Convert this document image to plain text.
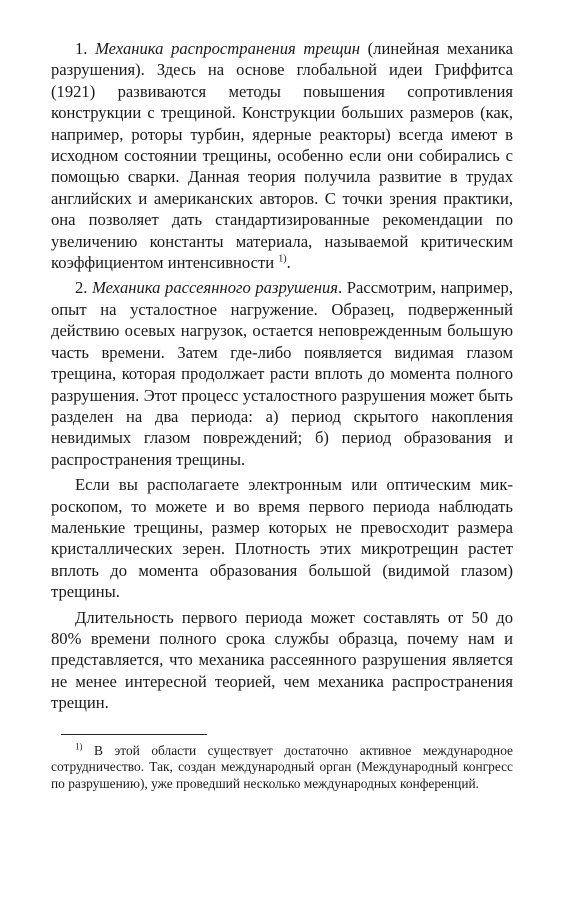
1. Механика распространения трещин (линейная механика разрушения). Здесь на основе глобальной идеи Гриффитса (1921) развиваются методы повышения сопротивления конструкции с трещиной. Конструкции больших размеров (как, например, роторы турбин, ядерные реакторы) всегда имеют в исходном состоянии трещины, особенно если они собирались с помощью сварки. Данная теория получила развитие в трудах английских и американских авторов. С точки зрения практики, она позволяет дать стандартизированные рекомендации по увеличению константы материала, называемой критическим коэффициентом интенсивности $^{1)}$.

2. Механика рассеянного разрушения. Рассмотрим, например, опыт на усталостное нагружение. Образец, подверженный действию осевых нагрузок, остается неповрежденным большую часть времени. Затем где-либо появляется видимая глазом трещина, которая продолжает расти вплоть до момента полного разрушения. Этот процесс усталостного разрушения может быть разделен на два периода: а) период скрытого накопления невидимых глазом повреждений; б) период образования и распространения трещины.

Если вы располагаете электронным или оптическим микроскопом, то можете и во время первого периода наблюдать маленькие трещины, размер которых не превосходит размера кристаллических зерен. Плотность этих микротрещин растет вплоть до момента образования большой (видимой глазом) трещины.

Длительность первого периода может составлять от 50 до 80% времени полного срока службы образца, почему нам и представляется, что механика рассеянного разрушения является не менее интересной теорией, чем механика распространения трещин.

$^{1)}$ В этой области существует достаточно активное международное сотрудничество. Так, создан международный орган (Международный конгресс по разрушению), уже проведший несколько международных конференций.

◆ Set problem ◆
Without the pictures, write out the whole listing above exactly as it appears.

◆ Answer in full ◆
Convert this document image to plain text.
1. Механика распространения трещин (линейная механика разрушения). Здесь на основе глобальной идеи Гриффитса (1921) развиваются методы повышения сопротивления конструкции с трещиной. Конструкции больших размеров (как, например, роторы турбин, ядерные реакторы) всегда имеют в исходном состоянии трещины, особенно если они собирались с помощью сварки. Данная теория получила развитие в трудах английских и американских авторов. С точки зрения практики, она позволяет дать стандартизированные рекомендации по увеличению константы материала, называемой критическим коэффициентом интенсивности $^{1)}$.

2. Механика рассеянного разрушения. Рассмотрим, например, опыт на усталостное нагружение. Образец, подверженный действию осевых нагрузок, остается неповрежденным большую часть времени. Затем где-либо появляется видимая глазом трещина, которая продолжает расти вплоть до момента полного разрушения. Этот процесс усталостного разрушения может быть разделен на два периода: а) период скрытого накопления невидимых глазом повреждений; б) период образования и распространения трещины.

Если вы располагаете электронным или оптическим микроскопом, то можете и во время первого периода наблюдать маленькие трещины, размер которых не превосходит размера кристаллических зерен. Плотность этих микротрещин растет вплоть до момента образования большой (видимой глазом) трещины.

Длительность первого периода может составлять от 50 до 80% времени полного срока службы образца, почему нам и представляется, что механика рассеянного разрушения является не менее интересной теорией, чем механика распространения трещин.

$^{1)}$ В этой области существует достаточно активное международное сотрудничество. Так, создан международный орган (Международный конгресс по разрушению), уже проведший несколько международных конференций.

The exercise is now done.